**WHAT THIS TASK INVOLVES:** Check every line of the entries for "JSON", and copy the lines that hold it.

**MATERIAL FOR THIS EXERCISE:**
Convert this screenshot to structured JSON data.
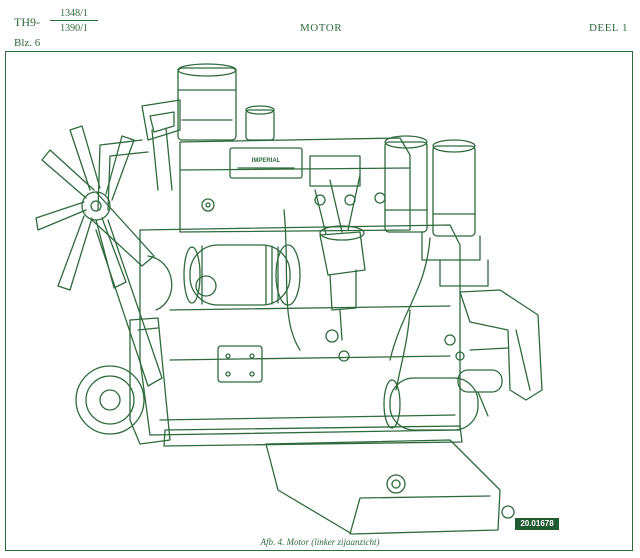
{
  "header": {
    "model_prefix": "TH9-",
    "model_numbers_top": "1348/1",
    "model_numbers_bottom": "1390/1",
    "page_ref": "Blz. 6",
    "section_title": "MOTOR",
    "part_label": "DEEL 1"
  },
  "figure": {
    "plate_label": "IMPERIAL",
    "badge_number": "20.01678",
    "caption": "Afb. 4.   Motor (linker zijaanzicht)"
  },
  "colors": {
    "ink": "#2f6a3d",
    "badge": "#1f5a30",
    "paper": "#ffffff"
  }
}
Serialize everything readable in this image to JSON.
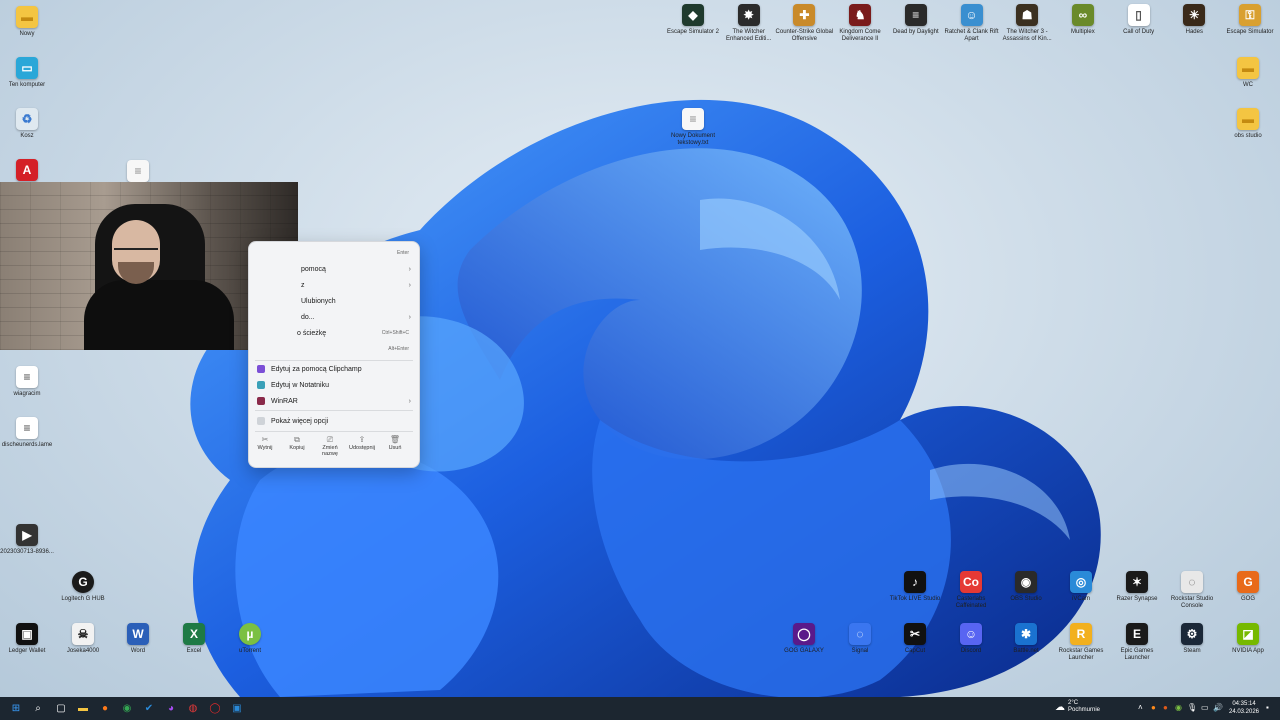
{
  "desktop_left": [
    {
      "label": "Nowy",
      "icon": "folder-icon",
      "color": "#f4c542",
      "glyph": "▬"
    },
    {
      "label": "Ten komputer",
      "icon": "monitor-icon",
      "color": "#2aa7d8",
      "glyph": "▭"
    },
    {
      "label": "Kosz",
      "icon": "recycle-bin-icon",
      "color": "#d9e6ee",
      "glyph": "♻"
    },
    {
      "label": "",
      "icon": "pdf-icon",
      "color": "#d42027",
      "glyph": "A"
    }
  ],
  "desktop_left_lower": [
    {
      "label": "wiagracim",
      "icon": "document-icon",
      "color": "#ffffff",
      "glyph": "≡"
    },
    {
      "label": "discheunerds.lame",
      "icon": "document-icon",
      "color": "#ffffff",
      "glyph": "≡"
    },
    {
      "label": "2023030713-8936...",
      "icon": "video-icon",
      "color": "#333333",
      "glyph": "▶"
    },
    {
      "label": "Logitech G HUB",
      "icon": "logitech-icon",
      "color": "#1a1a1a",
      "glyph": "G"
    }
  ],
  "desktop_bottom": [
    {
      "label": "Ledger Wallet",
      "icon": "ledger-icon",
      "color": "#111111",
      "glyph": "▣"
    },
    {
      "label": "Joseka4000",
      "icon": "alien-icon",
      "color": "#f2f2f2",
      "glyph": "☠"
    },
    {
      "label": "Word",
      "icon": "word-icon",
      "color": "#2b5fb8",
      "glyph": "W"
    },
    {
      "label": "Excel",
      "icon": "excel-icon",
      "color": "#1e7a45",
      "glyph": "X"
    },
    {
      "label": "uTorrent",
      "icon": "utorrent-icon",
      "color": "#7bc043",
      "glyph": "µ"
    }
  ],
  "desktop_top": [
    {
      "label": "Escape Simulator 2",
      "icon": "game-icon",
      "color": "#1f3a2d",
      "glyph": "◆"
    },
    {
      "label": "The Witcher Enhanced Editi...",
      "icon": "witcher-icon",
      "color": "#2b2b2b",
      "glyph": "✸"
    },
    {
      "label": "Counter-Strike Global Offensive",
      "icon": "cs-icon",
      "color": "#c98a2a",
      "glyph": "✚"
    },
    {
      "label": "Kingdom Come Deliverance II",
      "icon": "game-icon",
      "color": "#7a1b1b",
      "glyph": "♞"
    },
    {
      "label": "Dead by Daylight",
      "icon": "dbd-icon",
      "color": "#2a2a2a",
      "glyph": "≡"
    },
    {
      "label": "Ratchet & Clank Rift Apart",
      "icon": "game-icon",
      "color": "#3a8fd0",
      "glyph": "☺"
    },
    {
      "label": "The Witcher 3 - Assassins of Kin...",
      "icon": "witcher-icon",
      "color": "#3b3020",
      "glyph": "☗"
    },
    {
      "label": "Multiplex",
      "icon": "game-icon",
      "color": "#6a8a2a",
      "glyph": "∞"
    },
    {
      "label": "Call of Duty",
      "icon": "document-icon",
      "color": "#ffffff",
      "glyph": "▯"
    },
    {
      "label": "Hades",
      "icon": "hades-icon",
      "color": "#3a2a1a",
      "glyph": "☀"
    },
    {
      "label": "Escape Simulator",
      "icon": "escape-icon",
      "color": "#d9a030",
      "glyph": "⚿"
    }
  ],
  "desktop_right": [
    {
      "label": "WC",
      "icon": "folder-icon",
      "color": "#f4c542",
      "glyph": "▬"
    },
    {
      "label": "obs studio",
      "icon": "folder-icon",
      "color": "#f4c542",
      "glyph": "▬"
    }
  ],
  "desktop_center_file": {
    "label": "Nowy Dokument tekstowy.txt",
    "icon": "text-file-icon"
  },
  "desktop_mid_file": {
    "label": "",
    "icon": "text-file-icon"
  },
  "desktop_apps_row1": [
    {
      "label": "TikTok LIVE Studio",
      "icon": "tiktok-icon",
      "color": "#111111",
      "glyph": "♪"
    },
    {
      "label": "Casterlabs Caffeinated",
      "icon": "casterlabs-icon",
      "color": "#e53935",
      "glyph": "Co"
    },
    {
      "label": "OBS Studio",
      "icon": "obs-icon",
      "color": "#2a2a2a",
      "glyph": "◉"
    },
    {
      "label": "iVCam",
      "icon": "ivcam-icon",
      "color": "#2a8ad8",
      "glyph": "◎"
    },
    {
      "label": "Razer Synapse",
      "icon": "razer-icon",
      "color": "#1a1a1a",
      "glyph": "✶"
    },
    {
      "label": "Rockstar Studio Console",
      "icon": "rockstar-icon",
      "color": "#e8e8e8",
      "glyph": "◌"
    },
    {
      "label": "GOG",
      "icon": "gog-orange-icon",
      "color": "#e86a1a",
      "glyph": "G"
    }
  ],
  "desktop_apps_row2": [
    {
      "label": "GOG GALAXY",
      "icon": "gog-galaxy-icon",
      "color": "#5a1a8a",
      "glyph": "◯"
    },
    {
      "label": "Signal",
      "icon": "signal-icon",
      "color": "#3a76f0",
      "glyph": "◌"
    },
    {
      "label": "CapCut",
      "icon": "capcut-icon",
      "color": "#111111",
      "glyph": "✂"
    },
    {
      "label": "Discord",
      "icon": "discord-icon",
      "color": "#5865f2",
      "glyph": "☺"
    },
    {
      "label": "Battle.net",
      "icon": "battlenet-icon",
      "color": "#1a72d0",
      "glyph": "✱"
    },
    {
      "label": "Rockstar Games Launcher",
      "icon": "rockstar-icon",
      "color": "#f2b01e",
      "glyph": "R"
    },
    {
      "label": "Epic Games Launcher",
      "icon": "epic-icon",
      "color": "#1a1a1a",
      "glyph": "E"
    },
    {
      "label": "Steam",
      "icon": "steam-icon",
      "color": "#1b2838",
      "glyph": "⚙"
    },
    {
      "label": "NVIDIA App",
      "icon": "nvidia-icon",
      "color": "#76b900",
      "glyph": "◪"
    }
  ],
  "context_menu": {
    "items": [
      {
        "label": "",
        "short": "Enter",
        "arrow": false
      },
      {
        "label": "pomocą",
        "short": "",
        "arrow": true
      },
      {
        "label": "z",
        "short": "",
        "arrow": true
      },
      {
        "label": "Ulubionych",
        "short": "",
        "arrow": false
      },
      {
        "label": "do...",
        "short": "",
        "arrow": true
      },
      {
        "label": "o ścieżkę",
        "short": "Ctrl+Shift+C",
        "arrow": false
      },
      {
        "label": "",
        "short": "Alt+Enter",
        "arrow": false
      }
    ],
    "apps": [
      {
        "label": "Edytuj za pomocą Clipchamp",
        "icon": "clipchamp-icon",
        "color": "#7b4fd6"
      },
      {
        "label": "Edytuj w Notatniku",
        "icon": "notepad-icon",
        "color": "#3aa0b8"
      },
      {
        "label": "WinRAR",
        "icon": "winrar-icon",
        "color": "#8a2a4a"
      }
    ],
    "more": "Pokaż więcej opcji",
    "actions": [
      {
        "label": "Wytnij",
        "glyph": "✂",
        "icon": "cut-icon"
      },
      {
        "label": "Kopiuj",
        "glyph": "⧉",
        "icon": "copy-icon"
      },
      {
        "label": "Zmień nazwę",
        "glyph": "⎚",
        "icon": "rename-icon"
      },
      {
        "label": "Udostępnij",
        "glyph": "⇪",
        "icon": "share-icon"
      },
      {
        "label": "Usuń",
        "glyph": "🗑",
        "icon": "delete-icon"
      }
    ]
  },
  "taskbar": {
    "apps": [
      {
        "icon": "start-icon",
        "glyph": "⊞",
        "color": "#3aa0ff"
      },
      {
        "icon": "search-icon",
        "glyph": "⌕",
        "color": "#ffffff"
      },
      {
        "icon": "task-view-icon",
        "glyph": "▢",
        "color": "#ffffff"
      },
      {
        "icon": "file-explorer-icon",
        "glyph": "▬",
        "color": "#f4c542"
      },
      {
        "icon": "firefox-icon",
        "glyph": "●",
        "color": "#ff7a1a"
      },
      {
        "icon": "chrome-icon",
        "glyph": "◉",
        "color": "#34a853"
      },
      {
        "icon": "tasks-icon",
        "glyph": "✔",
        "color": "#2a8ad8"
      },
      {
        "icon": "messenger-icon",
        "glyph": "◕",
        "color": "#a64cf0"
      },
      {
        "icon": "app-icon",
        "glyph": "◍",
        "color": "#e83a3a"
      },
      {
        "icon": "opera-icon",
        "glyph": "◯",
        "color": "#e02a2a"
      },
      {
        "icon": "app-icon",
        "glyph": "▣",
        "color": "#2a8ad8"
      }
    ],
    "weather_temp": "2°C",
    "weather_desc": "Pochmurnie",
    "time": "04:35:14",
    "date": "24.03.2026"
  }
}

**SOLUTION FOR THIS EXERCISE:**
Convert this screenshot to structured JSON data.
Serialize everything readable in this image to JSON.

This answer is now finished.